TASK - Search the data for the string "花溪区民族中学" and extract every line where it appears.

EXCERPTED RECORDS -
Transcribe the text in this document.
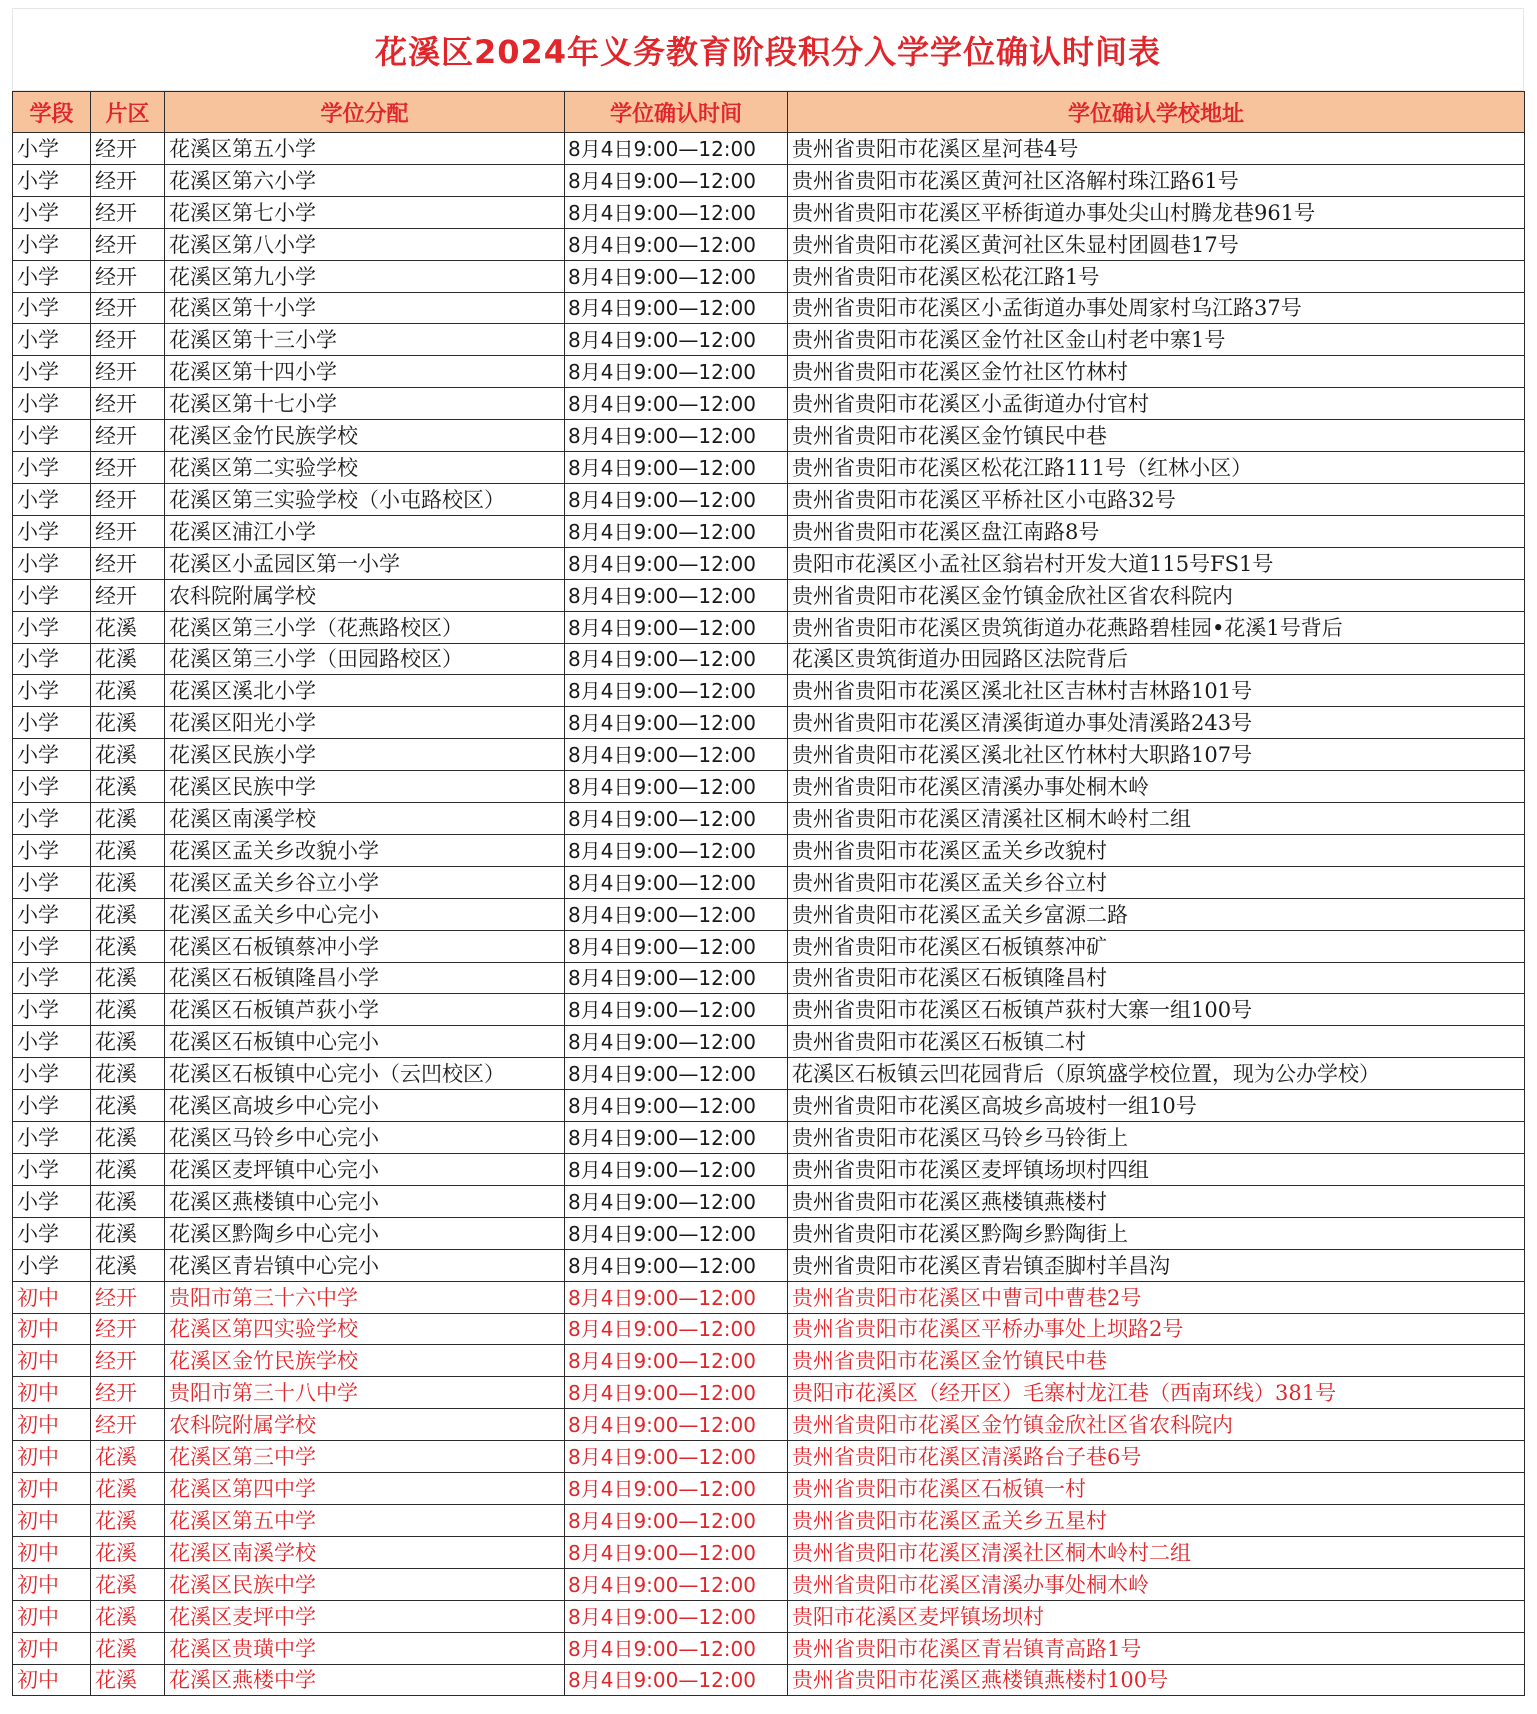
花溪区2024年义务教育阶段积分入学学位确认时间表
学段	片区	学位分配	学位确认时间	学位确认学校地址
小学	经开	花溪区第五小学	8月4日9:00—12:00	贵州省贵阳市花溪区星河巷4号
小学	经开	花溪区第六小学	8月4日9:00—12:00	贵州省贵阳市花溪区黄河社区洛解村珠江路61号
小学	经开	花溪区第七小学	8月4日9:00—12:00	贵州省贵阳市花溪区平桥街道办事处尖山村腾龙巷961号
小学	经开	花溪区第八小学	8月4日9:00—12:00	贵州省贵阳市花溪区黄河社区朱显村团圆巷17号
小学	经开	花溪区第九小学	8月4日9:00—12:00	贵州省贵阳市花溪区松花江路1号
小学	经开	花溪区第十小学	8月4日9:00—12:00	贵州省贵阳市花溪区小孟街道办事处周家村乌江路37号
小学	经开	花溪区第十三小学	8月4日9:00—12:00	贵州省贵阳市花溪区金竹社区金山村老中寨1号
小学	经开	花溪区第十四小学	8月4日9:00—12:00	贵州省贵阳市花溪区金竹社区竹林村
小学	经开	花溪区第十七小学	8月4日9:00—12:00	贵州省贵阳市花溪区小孟街道办付官村
小学	经开	花溪区金竹民族学校	8月4日9:00—12:00	贵州省贵阳市花溪区金竹镇民中巷
小学	经开	花溪区第二实验学校	8月4日9:00—12:00	贵州省贵阳市花溪区松花江路111号（红林小区）
小学	经开	花溪区第三实验学校（小屯路校区）	8月4日9:00—12:00	贵州省贵阳市花溪区平桥社区小屯路32号
小学	经开	花溪区浦江小学	8月4日9:00—12:00	贵州省贵阳市花溪区盘江南路8号
小学	经开	花溪区小孟园区第一小学	8月4日9:00—12:00	贵阳市花溪区小孟社区翁岩村开发大道115号FS1号
小学	经开	农科院附属学校	8月4日9:00—12:00	贵州省贵阳市花溪区金竹镇金欣社区省农科院内
小学	花溪	花溪区第三小学（花燕路校区）	8月4日9:00—12:00	贵州省贵阳市花溪区贵筑街道办花燕路碧桂园•花溪1号背后
小学	花溪	花溪区第三小学（田园路校区）	8月4日9:00—12:00	花溪区贵筑街道办田园路区法院背后
小学	花溪	花溪区溪北小学	8月4日9:00—12:00	贵州省贵阳市花溪区溪北社区吉林村吉林路101号
小学	花溪	花溪区阳光小学	8月4日9:00—12:00	贵州省贵阳市花溪区清溪街道办事处清溪路243号
小学	花溪	花溪区民族小学	8月4日9:00—12:00	贵州省贵阳市花溪区溪北社区竹林村大职路107号
小学	花溪	花溪区民族中学	8月4日9:00—12:00	贵州省贵阳市花溪区清溪办事处桐木岭
小学	花溪	花溪区南溪学校	8月4日9:00—12:00	贵州省贵阳市花溪区清溪社区桐木岭村二组
小学	花溪	花溪区孟关乡改貌小学	8月4日9:00—12:00	贵州省贵阳市花溪区孟关乡改貌村
小学	花溪	花溪区孟关乡谷立小学	8月4日9:00—12:00	贵州省贵阳市花溪区孟关乡谷立村
小学	花溪	花溪区孟关乡中心完小	8月4日9:00—12:00	贵州省贵阳市花溪区孟关乡富源二路
小学	花溪	花溪区石板镇蔡冲小学	8月4日9:00—12:00	贵州省贵阳市花溪区石板镇蔡冲矿
小学	花溪	花溪区石板镇隆昌小学	8月4日9:00—12:00	贵州省贵阳市花溪区石板镇隆昌村
小学	花溪	花溪区石板镇芦荻小学	8月4日9:00—12:00	贵州省贵阳市花溪区石板镇芦荻村大寨一组100号
小学	花溪	花溪区石板镇中心完小	8月4日9:00—12:00	贵州省贵阳市花溪区石板镇二村
小学	花溪	花溪区石板镇中心完小（云凹校区）	8月4日9:00—12:00	花溪区石板镇云凹花园背后（原筑盛学校位置，现为公办学校）
小学	花溪	花溪区高坡乡中心完小	8月4日9:00—12:00	贵州省贵阳市花溪区高坡乡高坡村一组10号
小学	花溪	花溪区马铃乡中心完小	8月4日9:00—12:00	贵州省贵阳市花溪区马铃乡马铃街上
小学	花溪	花溪区麦坪镇中心完小	8月4日9:00—12:00	贵州省贵阳市花溪区麦坪镇场坝村四组
小学	花溪	花溪区燕楼镇中心完小	8月4日9:00—12:00	贵州省贵阳市花溪区燕楼镇燕楼村
小学	花溪	花溪区黔陶乡中心完小	8月4日9:00—12:00	贵州省贵阳市花溪区黔陶乡黔陶街上
小学	花溪	花溪区青岩镇中心完小	8月4日9:00—12:00	贵州省贵阳市花溪区青岩镇歪脚村羊昌沟
初中	经开	贵阳市第三十六中学	8月4日9:00—12:00	贵州省贵阳市花溪区中曹司中曹巷2号
初中	经开	花溪区第四实验学校	8月4日9:00—12:00	贵州省贵阳市花溪区平桥办事处上坝路2号
初中	经开	花溪区金竹民族学校	8月4日9:00—12:00	贵州省贵阳市花溪区金竹镇民中巷
初中	经开	贵阳市第三十八中学	8月4日9:00—12:00	贵阳市花溪区（经开区）毛寨村龙江巷（西南环线）381号
初中	经开	农科院附属学校	8月4日9:00—12:00	贵州省贵阳市花溪区金竹镇金欣社区省农科院内
初中	花溪	花溪区第三中学	8月4日9:00—12:00	贵州省贵阳市花溪区清溪路台子巷6号
初中	花溪	花溪区第四中学	8月4日9:00—12:00	贵州省贵阳市花溪区石板镇一村
初中	花溪	花溪区第五中学	8月4日9:00—12:00	贵州省贵阳市花溪区孟关乡五星村
初中	花溪	花溪区南溪学校	8月4日9:00—12:00	贵州省贵阳市花溪区清溪社区桐木岭村二组
初中	花溪	花溪区民族中学	8月4日9:00—12:00	贵州省贵阳市花溪区清溪办事处桐木岭
初中	花溪	花溪区麦坪中学	8月4日9:00—12:00	贵阳市花溪区麦坪镇场坝村
初中	花溪	花溪区贵璜中学	8月4日9:00—12:00	贵州省贵阳市花溪区青岩镇青高路1号
初中	花溪	花溪区燕楼中学	8月4日9:00—12:00	贵州省贵阳市花溪区燕楼镇燕楼村100号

WRITTEN RESPONSE -
小学	花溪	花溪区民族中学	8月4日9:00—12:00	贵州省贵阳市花溪区清溪办事处桐木岭
初中	花溪	花溪区民族中学	8月4日9:00—12:00	贵州省贵阳市花溪区清溪办事处桐木岭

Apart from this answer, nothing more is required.